-- START --
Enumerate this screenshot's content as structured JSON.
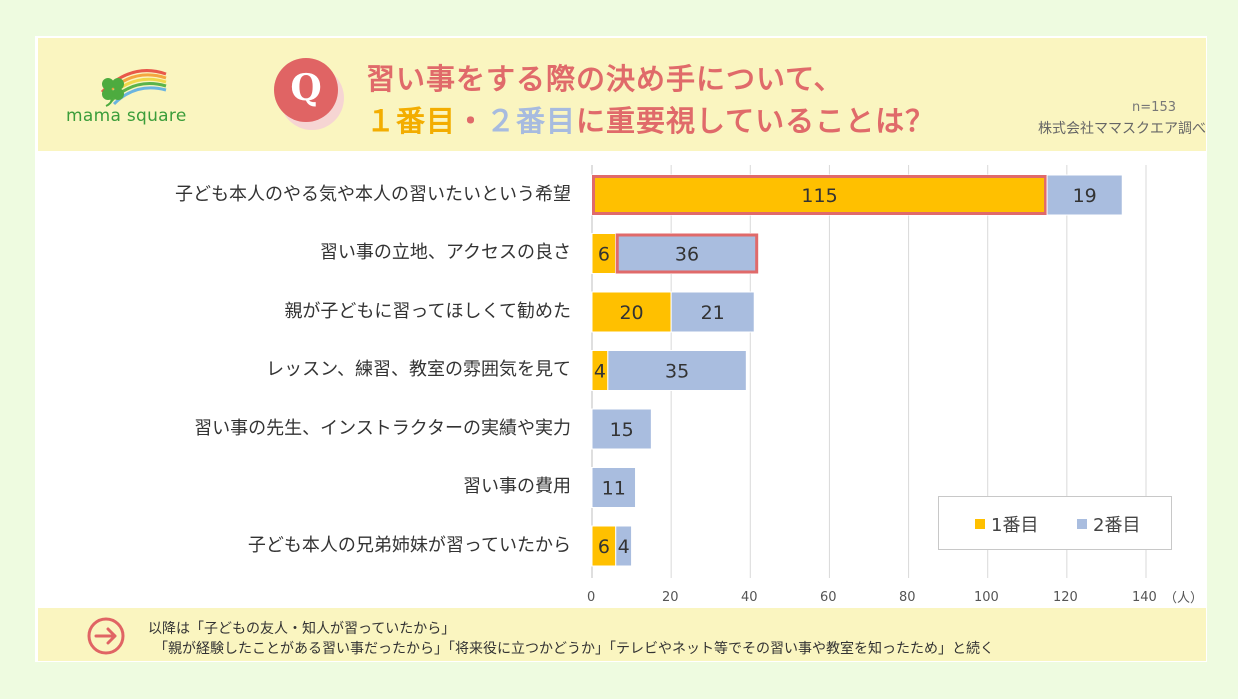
{
  "brand": {
    "name": "mama square",
    "logo_colors": {
      "red": "#e8584a",
      "orange": "#f4a640",
      "yellow": "#f1d84a",
      "green": "#5bb34a",
      "blue": "#6ab4e0",
      "clover": "#4dab3f"
    }
  },
  "header": {
    "q_letter": "Q",
    "title_line1": "習い事をする際の決め手について、",
    "title_first": "１番目",
    "title_sep": "・",
    "title_second": "２番目",
    "title_rest": "に重要視していることは？",
    "sample": "n=153",
    "source": "株式会社ママスクエア調べ"
  },
  "colors": {
    "first": "#ffc000",
    "second": "#a9bddf",
    "highlight": "#e06a6a",
    "grid": "#d9d9d9"
  },
  "chart_data": {
    "type": "bar",
    "orientation": "horizontal",
    "stacked": true,
    "categories": [
      "子ども本人のやる気や本人の習いたいという希望",
      "習い事の立地、アクセスの良さ",
      "親が子どもに習ってほしくて勧めた",
      "レッスン、練習、教室の雰囲気を見て",
      "習い事の先生、インストラクターの実績や実力",
      "習い事の費用",
      "子ども本人の兄弟姉妹が習っていたから"
    ],
    "series": [
      {
        "name": "1番目",
        "values": [
          115,
          6,
          20,
          4,
          0,
          0,
          6
        ]
      },
      {
        "name": "2番目",
        "values": [
          19,
          36,
          21,
          35,
          15,
          11,
          4
        ]
      }
    ],
    "highlighted": [
      {
        "category_index": 0,
        "series_index": 0
      },
      {
        "category_index": 1,
        "series_index": 1
      }
    ],
    "xlim": [
      0,
      140
    ],
    "xticks": [
      0,
      20,
      40,
      60,
      80,
      100,
      120,
      140
    ],
    "xunit": "（人）",
    "legend_position": "bottom-right",
    "grid": true
  },
  "legend": {
    "first": "1番目",
    "second": "2番目"
  },
  "footer": {
    "line1": "以降は「子どもの友人・知人が習っていたから」",
    "line2": "「親が経験したことがある習い事だったから」「将来役に立つかどうか」「テレビやネット等でその習い事や教室を知ったため」と続く"
  }
}
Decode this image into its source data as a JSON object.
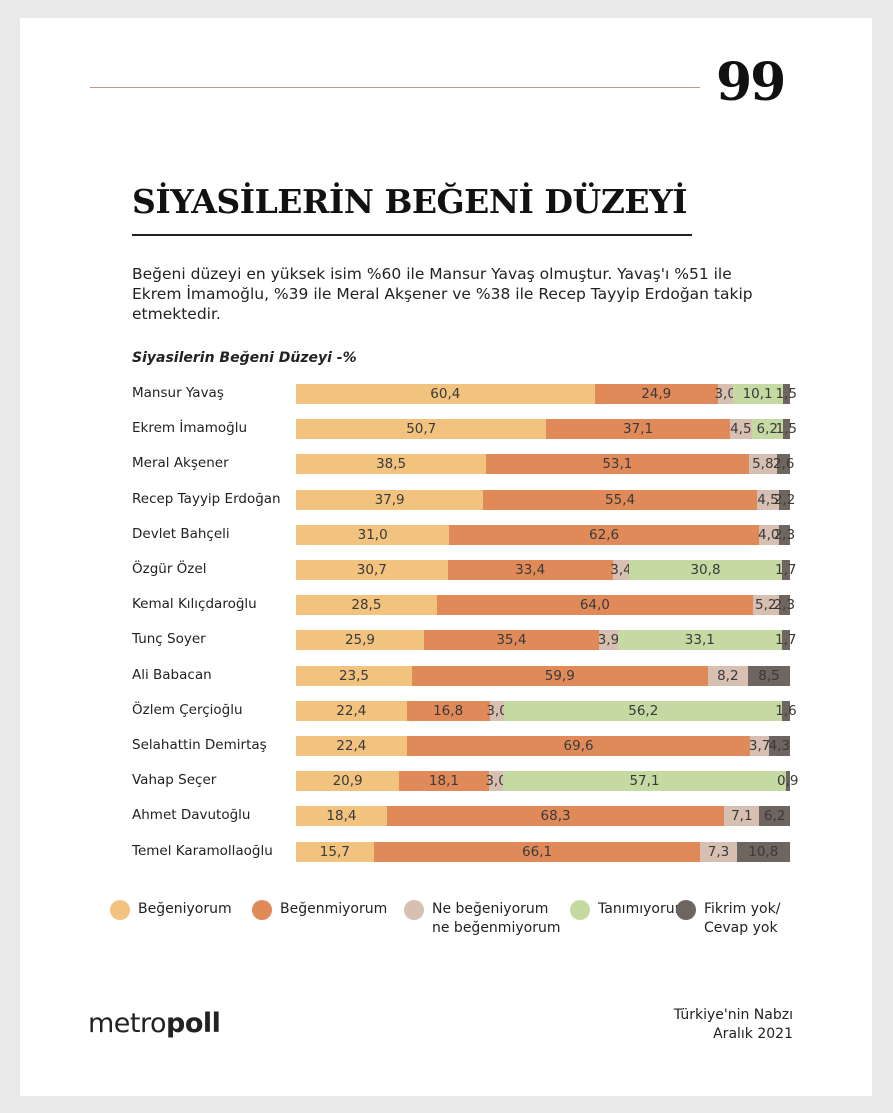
{
  "page_number": "99",
  "title": "SİYASİLERİN BEĞENİ DÜZEYİ",
  "intro": "Beğeni düzeyi en yüksek isim %60 ile Mansur Yavaş olmuştur. Yavaş'ı %51 ile Ekrem İmamoğlu, %39 ile Meral Akşener ve %38 ile Recep Tayyip Erdoğan takip etmektedir.",
  "logo": {
    "part1": "metro",
    "part2": "poll"
  },
  "footer": {
    "line1": "Türkiye'nin Nabzı",
    "line2": "Aralık 2021"
  },
  "chart_data": {
    "type": "bar",
    "orientation": "horizontal",
    "stacked": true,
    "title": "Siyasilerin Beğeni Düzeyi -%",
    "xlim": [
      0,
      100
    ],
    "grid": false,
    "legend_placement": "bottom",
    "categories": [
      "Mansur Yavaş",
      "Ekrem İmamoğlu",
      "Meral Akşener",
      "Recep Tayyip Erdoğan",
      "Devlet Bahçeli",
      "Özgür Özel",
      "Kemal Kılıçdaroğlu",
      "Tunç Soyer",
      "Ali Babacan",
      "Özlem Çerçioğlu",
      "Selahattin Demirtaş",
      "Vahap Seçer",
      "Ahmet Davutoğlu",
      "Temel Karamollaoğlu"
    ],
    "series": [
      {
        "name": "Beğeniyorum",
        "color": "#f2c27f",
        "values": [
          60.4,
          50.7,
          38.5,
          37.9,
          31.0,
          30.7,
          28.5,
          25.9,
          23.5,
          22.4,
          22.4,
          20.9,
          18.4,
          15.7
        ]
      },
      {
        "name": "Beğenmiyorum",
        "color": "#e08a5a",
        "values": [
          24.9,
          37.1,
          53.1,
          55.4,
          62.6,
          33.4,
          64.0,
          35.4,
          59.9,
          16.8,
          69.6,
          18.1,
          68.3,
          66.1
        ]
      },
      {
        "name": "Ne beğeniyorum ne beğenmiyorum",
        "color": "#d7bfb2",
        "values": [
          3.0,
          4.5,
          5.8,
          4.5,
          4.0,
          3.4,
          5.2,
          3.9,
          8.2,
          3.0,
          3.7,
          3.0,
          7.1,
          7.3
        ]
      },
      {
        "name": "Tanımıyorum",
        "color": "#c5d9a2",
        "values": [
          10.1,
          6.2,
          0,
          0,
          0,
          30.8,
          0,
          33.1,
          0,
          56.2,
          0,
          57.1,
          0,
          0
        ]
      },
      {
        "name": "Fikrim yok/ Cevap yok",
        "color": "#6e6460",
        "values": [
          1.5,
          1.5,
          2.6,
          2.2,
          2.3,
          1.7,
          2.3,
          1.7,
          8.5,
          1.6,
          4.3,
          0.9,
          6.2,
          10.8
        ]
      }
    ]
  }
}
-- END --
> [DIRECTIONS]
Look through the entries and return every line where "source" appears.

> [RESULT OF THIS EXERCISE]
    "source": "株式会社ママスクエア調べ"
Decode this image into its source data as a JSON object.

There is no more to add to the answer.